[Replicative and biochemical ageing features among females with primary ovarian insufficiency].

BACKGROUND

One of the most dangerous reproductive pathologies is primary ovarian insufficiency (POI). Except manifestation in the age <40 years old it leads to demographical losses, decrease of chances for healthy aging. POI can be characterized as summary of secondary amenorrhea, total estrogenic deficiency and hypergonadotropic hypogonadism. Hence, POI has probably harmful effect on telomere length. Telomere length determining and sex steroid replacement therapy may be promising and effective to prevent decrease of life quality/ longevity among females with POI.

AIM

To evaluate features of replicative (telomere length) and biochemical (metabolic syndrome) markers among females with primary ovarian insufficiency.

MATERIALS AND METHODS

Research has been provided in collaboration between Endocrinology Research Centre of the Russian Ministry of Health and Lomonosov Moscow State University Medical Research and Educational Centre in the period since 10.01.2021 until 01.08.2022. Females with non-iatrogenic hypergonadotropic hypogonadism caused by primary ovarian insufficiency (n=33); healthy females of reproductive age (18-49 y.o.; n=24). Patients have undergone laboratory genetic (leucocyte telomere length), biochemical analyses. DNA extraction - with Qiagen DNA blood mini kit (Germany).Leukocyte telomere length - with real-time polymerase chain reaction PCR (Flow-fish). Soft program IBM SPSS Statistics (version 26,0 for Windows).

-- RECORD EXCERPTS --
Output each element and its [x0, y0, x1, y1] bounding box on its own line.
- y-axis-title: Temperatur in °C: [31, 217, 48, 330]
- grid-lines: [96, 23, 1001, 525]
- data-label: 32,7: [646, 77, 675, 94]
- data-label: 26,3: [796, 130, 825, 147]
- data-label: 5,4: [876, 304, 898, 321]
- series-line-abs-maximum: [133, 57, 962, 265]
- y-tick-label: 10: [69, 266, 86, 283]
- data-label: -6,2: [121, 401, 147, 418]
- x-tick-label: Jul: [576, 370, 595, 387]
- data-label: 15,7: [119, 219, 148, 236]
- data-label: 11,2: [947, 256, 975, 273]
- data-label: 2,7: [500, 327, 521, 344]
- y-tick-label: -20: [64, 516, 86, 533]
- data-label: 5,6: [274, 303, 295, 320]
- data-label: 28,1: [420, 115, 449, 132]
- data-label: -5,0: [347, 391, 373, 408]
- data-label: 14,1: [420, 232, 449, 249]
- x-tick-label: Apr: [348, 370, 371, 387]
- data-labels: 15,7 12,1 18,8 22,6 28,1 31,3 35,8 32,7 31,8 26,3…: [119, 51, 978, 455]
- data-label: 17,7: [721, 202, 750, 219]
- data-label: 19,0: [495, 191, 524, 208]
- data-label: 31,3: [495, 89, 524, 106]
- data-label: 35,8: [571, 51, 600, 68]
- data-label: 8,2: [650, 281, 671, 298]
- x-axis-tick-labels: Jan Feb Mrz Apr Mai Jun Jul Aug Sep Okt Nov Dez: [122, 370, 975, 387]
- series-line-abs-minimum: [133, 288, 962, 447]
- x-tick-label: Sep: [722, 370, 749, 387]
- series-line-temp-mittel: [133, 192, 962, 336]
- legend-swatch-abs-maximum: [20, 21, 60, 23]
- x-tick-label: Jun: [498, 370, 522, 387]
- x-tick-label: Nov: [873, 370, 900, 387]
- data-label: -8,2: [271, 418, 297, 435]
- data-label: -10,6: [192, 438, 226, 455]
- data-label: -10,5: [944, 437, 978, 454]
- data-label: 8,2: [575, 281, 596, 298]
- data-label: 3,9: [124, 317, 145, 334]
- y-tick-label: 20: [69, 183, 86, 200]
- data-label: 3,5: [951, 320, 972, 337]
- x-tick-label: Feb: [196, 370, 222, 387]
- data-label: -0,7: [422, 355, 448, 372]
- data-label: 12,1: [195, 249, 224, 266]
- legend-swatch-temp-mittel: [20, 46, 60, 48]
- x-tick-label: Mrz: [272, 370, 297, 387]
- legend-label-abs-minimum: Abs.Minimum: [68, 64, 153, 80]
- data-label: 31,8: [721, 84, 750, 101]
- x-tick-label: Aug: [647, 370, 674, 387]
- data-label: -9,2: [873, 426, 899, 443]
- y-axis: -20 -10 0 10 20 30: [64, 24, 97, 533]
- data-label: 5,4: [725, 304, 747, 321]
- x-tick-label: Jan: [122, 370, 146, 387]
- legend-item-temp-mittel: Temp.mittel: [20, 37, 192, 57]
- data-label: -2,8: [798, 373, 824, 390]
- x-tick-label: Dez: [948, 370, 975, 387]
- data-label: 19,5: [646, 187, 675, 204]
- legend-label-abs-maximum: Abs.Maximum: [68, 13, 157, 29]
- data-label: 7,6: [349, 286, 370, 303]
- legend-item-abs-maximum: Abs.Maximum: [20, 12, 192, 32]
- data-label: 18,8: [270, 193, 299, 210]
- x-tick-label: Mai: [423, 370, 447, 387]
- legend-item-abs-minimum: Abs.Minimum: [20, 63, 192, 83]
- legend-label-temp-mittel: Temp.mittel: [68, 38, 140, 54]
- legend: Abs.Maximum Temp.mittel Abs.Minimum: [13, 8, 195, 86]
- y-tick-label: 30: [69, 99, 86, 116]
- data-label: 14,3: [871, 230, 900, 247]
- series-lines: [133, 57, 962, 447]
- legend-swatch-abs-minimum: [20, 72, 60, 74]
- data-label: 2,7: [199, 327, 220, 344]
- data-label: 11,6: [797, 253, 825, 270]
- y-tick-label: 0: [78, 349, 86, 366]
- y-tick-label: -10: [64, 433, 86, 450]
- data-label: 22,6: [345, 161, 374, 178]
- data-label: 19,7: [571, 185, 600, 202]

-- ACTIVITY --
Write the next part of the abstract on ageing markers in women with primary ovarian insufficiency, starting after its last sentence, not the entries.

-- ANSWER TO THIS PROBLEM --
RESULTS

Females with POI due to estrogenic deficiency have slightly shorter mean telomere length (10,0 [7,9-10,7] kB, than healthy females of reproductive age (10,8 [10,0-13,1] кБ, р<0,001). Females with POI due to estrogenic deficiency have higher chances for development of carbohydrate metabolism disturbances (prediabetes) (р<0,043), increasement of FSH level (р<0,001). FSH level correlates moderately and negatively (ρ=0,434) with leukocyte telomere length (р<0,001).

CONCLUSIONS

Female with POI and receiving sex steroid replacement therapy have decrease of telomere length and increase of chances for carbohydrate metabolism disturbances in opposite to healthy reproductive females.